## Do this
What follows is a listing; restate every line of it word for word.

(Dataset items)
◇ ◇ ◇ ◇ ◇ ◇ ◇

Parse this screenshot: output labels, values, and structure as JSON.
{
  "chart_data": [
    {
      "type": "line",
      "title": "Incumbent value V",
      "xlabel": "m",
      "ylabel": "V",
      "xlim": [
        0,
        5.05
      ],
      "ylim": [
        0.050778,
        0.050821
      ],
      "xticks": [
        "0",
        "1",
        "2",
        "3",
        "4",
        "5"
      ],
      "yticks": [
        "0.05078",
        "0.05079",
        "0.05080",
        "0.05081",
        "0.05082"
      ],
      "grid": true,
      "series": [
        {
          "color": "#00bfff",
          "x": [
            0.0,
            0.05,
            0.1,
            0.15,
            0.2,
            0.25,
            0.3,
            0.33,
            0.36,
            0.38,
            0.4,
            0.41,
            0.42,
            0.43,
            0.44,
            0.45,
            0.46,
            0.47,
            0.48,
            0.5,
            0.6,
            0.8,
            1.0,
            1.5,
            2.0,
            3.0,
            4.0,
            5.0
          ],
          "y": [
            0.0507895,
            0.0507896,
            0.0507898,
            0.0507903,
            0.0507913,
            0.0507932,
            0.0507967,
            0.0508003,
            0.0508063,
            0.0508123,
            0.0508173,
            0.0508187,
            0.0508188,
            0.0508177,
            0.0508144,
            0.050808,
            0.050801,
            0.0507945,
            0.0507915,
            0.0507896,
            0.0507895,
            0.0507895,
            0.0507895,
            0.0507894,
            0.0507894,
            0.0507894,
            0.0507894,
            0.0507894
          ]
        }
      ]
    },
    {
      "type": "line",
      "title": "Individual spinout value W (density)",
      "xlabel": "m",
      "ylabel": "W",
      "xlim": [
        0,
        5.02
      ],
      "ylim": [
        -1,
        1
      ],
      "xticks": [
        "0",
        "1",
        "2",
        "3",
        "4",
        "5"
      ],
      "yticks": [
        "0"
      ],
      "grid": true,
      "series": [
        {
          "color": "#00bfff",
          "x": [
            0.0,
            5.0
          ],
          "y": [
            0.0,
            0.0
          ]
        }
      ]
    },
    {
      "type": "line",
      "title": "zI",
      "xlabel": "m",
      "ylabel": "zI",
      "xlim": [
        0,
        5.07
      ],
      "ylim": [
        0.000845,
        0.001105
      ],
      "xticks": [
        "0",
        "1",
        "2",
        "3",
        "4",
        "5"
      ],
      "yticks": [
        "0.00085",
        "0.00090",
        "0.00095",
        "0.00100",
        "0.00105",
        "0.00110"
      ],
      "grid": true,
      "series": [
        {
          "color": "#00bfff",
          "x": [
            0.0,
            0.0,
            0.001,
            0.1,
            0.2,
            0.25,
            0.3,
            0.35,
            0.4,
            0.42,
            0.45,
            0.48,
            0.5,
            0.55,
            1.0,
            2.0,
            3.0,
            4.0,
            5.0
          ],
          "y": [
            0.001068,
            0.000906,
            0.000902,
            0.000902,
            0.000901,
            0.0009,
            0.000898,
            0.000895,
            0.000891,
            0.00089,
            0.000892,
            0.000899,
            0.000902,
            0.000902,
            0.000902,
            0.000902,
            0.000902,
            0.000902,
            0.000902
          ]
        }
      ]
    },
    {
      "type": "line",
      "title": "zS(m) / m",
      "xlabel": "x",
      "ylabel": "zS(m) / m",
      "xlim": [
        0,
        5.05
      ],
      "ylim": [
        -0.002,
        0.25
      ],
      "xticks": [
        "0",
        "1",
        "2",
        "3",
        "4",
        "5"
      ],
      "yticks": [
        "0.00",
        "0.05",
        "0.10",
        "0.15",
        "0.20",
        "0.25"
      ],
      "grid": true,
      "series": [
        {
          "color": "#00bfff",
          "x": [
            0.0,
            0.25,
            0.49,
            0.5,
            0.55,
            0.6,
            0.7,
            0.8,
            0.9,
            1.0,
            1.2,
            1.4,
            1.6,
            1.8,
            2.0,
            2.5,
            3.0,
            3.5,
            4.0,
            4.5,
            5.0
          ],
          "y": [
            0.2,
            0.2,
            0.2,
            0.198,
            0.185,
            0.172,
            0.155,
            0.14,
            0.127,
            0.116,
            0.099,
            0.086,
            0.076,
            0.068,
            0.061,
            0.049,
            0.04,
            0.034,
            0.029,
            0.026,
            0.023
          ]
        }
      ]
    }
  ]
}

◇ ◇ ◇ ◇ ◇ ◇ ◇

## Task output
Parse this screenshot: output labels, values, and structure as JSON.
{
  "chart_data": [
    {
      "type": "line",
      "title": "Incumbent value V",
      "xlabel": "m",
      "ylabel": "V",
      "xlim": [
        0,
        5.05
      ],
      "ylim": [
        0.050778,
        0.050821
      ],
      "xticks": [
        "0",
        "1",
        "2",
        "3",
        "4",
        "5"
      ],
      "yticks": [
        "0.05078",
        "0.05079",
        "0.05080",
        "0.05081",
        "0.05082"
      ],
      "grid": true,
      "series": [
        {
          "color": "#00bfff",
          "x": [
            0.0,
            0.05,
            0.1,
            0.15,
            0.2,
            0.25,
            0.3,
            0.33,
            0.36,
            0.38,
            0.4,
            0.41,
            0.42,
            0.43,
            0.44,
            0.45,
            0.46,
            0.47,
            0.48,
            0.5,
            0.6,
            0.8,
            1.0,
            1.5,
            2.0,
            3.0,
            4.0,
            5.0
          ],
          "y": [
            0.0507895,
            0.0507896,
            0.0507898,
            0.0507903,
            0.0507913,
            0.0507932,
            0.0507967,
            0.0508003,
            0.0508063,
            0.0508123,
            0.0508173,
            0.0508187,
            0.0508188,
            0.0508177,
            0.0508144,
            0.050808,
            0.050801,
            0.0507945,
            0.0507915,
            0.0507896,
            0.0507895,
            0.0507895,
            0.0507895,
            0.0507894,
            0.0507894,
            0.0507894,
            0.0507894,
            0.0507894
          ]
        }
      ]
    },
    {
      "type": "line",
      "title": "Individual spinout value W (density)",
      "xlabel": "m",
      "ylabel": "W",
      "xlim": [
        0,
        5.02
      ],
      "ylim": [
        -1,
        1
      ],
      "xticks": [
        "0",
        "1",
        "2",
        "3",
        "4",
        "5"
      ],
      "yticks": [
        "0"
      ],
      "grid": true,
      "series": [
        {
          "color": "#00bfff",
          "x": [
            0.0,
            5.0
          ],
          "y": [
            0.0,
            0.0
          ]
        }
      ]
    },
    {
      "type": "line",
      "title": "zI",
      "xlabel": "m",
      "ylabel": "zI",
      "xlim": [
        0,
        5.07
      ],
      "ylim": [
        0.000845,
        0.001105
      ],
      "xticks": [
        "0",
        "1",
        "2",
        "3",
        "4",
        "5"
      ],
      "yticks": [
        "0.00085",
        "0.00090",
        "0.00095",
        "0.00100",
        "0.00105",
        "0.00110"
      ],
      "grid": true,
      "series": [
        {
          "color": "#00bfff",
          "x": [
            0.0,
            0.0,
            0.001,
            0.1,
            0.2,
            0.25,
            0.3,
            0.35,
            0.4,
            0.42,
            0.45,
            0.48,
            0.5,
            0.55,
            1.0,
            2.0,
            3.0,
            4.0,
            5.0
          ],
          "y": [
            0.001068,
            0.000906,
            0.000902,
            0.000902,
            0.000901,
            0.0009,
            0.000898,
            0.000895,
            0.000891,
            0.00089,
            0.000892,
            0.000899,
            0.000902,
            0.000902,
            0.000902,
            0.000902,
            0.000902,
            0.000902,
            0.000902
          ]
        }
      ]
    },
    {
      "type": "line",
      "title": "zS(m) / m",
      "xlabel": "x",
      "ylabel": "zS(m) / m",
      "xlim": [
        0,
        5.05
      ],
      "ylim": [
        -0.002,
        0.25
      ],
      "xticks": [
        "0",
        "1",
        "2",
        "3",
        "4",
        "5"
      ],
      "yticks": [
        "0.00",
        "0.05",
        "0.10",
        "0.15",
        "0.20",
        "0.25"
      ],
      "grid": true,
      "series": [
        {
          "color": "#00bfff",
          "x": [
            0.0,
            0.25,
            0.49,
            0.5,
            0.55,
            0.6,
            0.7,
            0.8,
            0.9,
            1.0,
            1.2,
            1.4,
            1.6,
            1.8,
            2.0,
            2.5,
            3.0,
            3.5,
            4.0,
            4.5,
            5.0
          ],
          "y": [
            0.2,
            0.2,
            0.2,
            0.198,
            0.185,
            0.172,
            0.155,
            0.14,
            0.127,
            0.116,
            0.099,
            0.086,
            0.076,
            0.068,
            0.061,
            0.049,
            0.04,
            0.034,
            0.029,
            0.026,
            0.023
          ]
        }
      ]
    }
  ]
}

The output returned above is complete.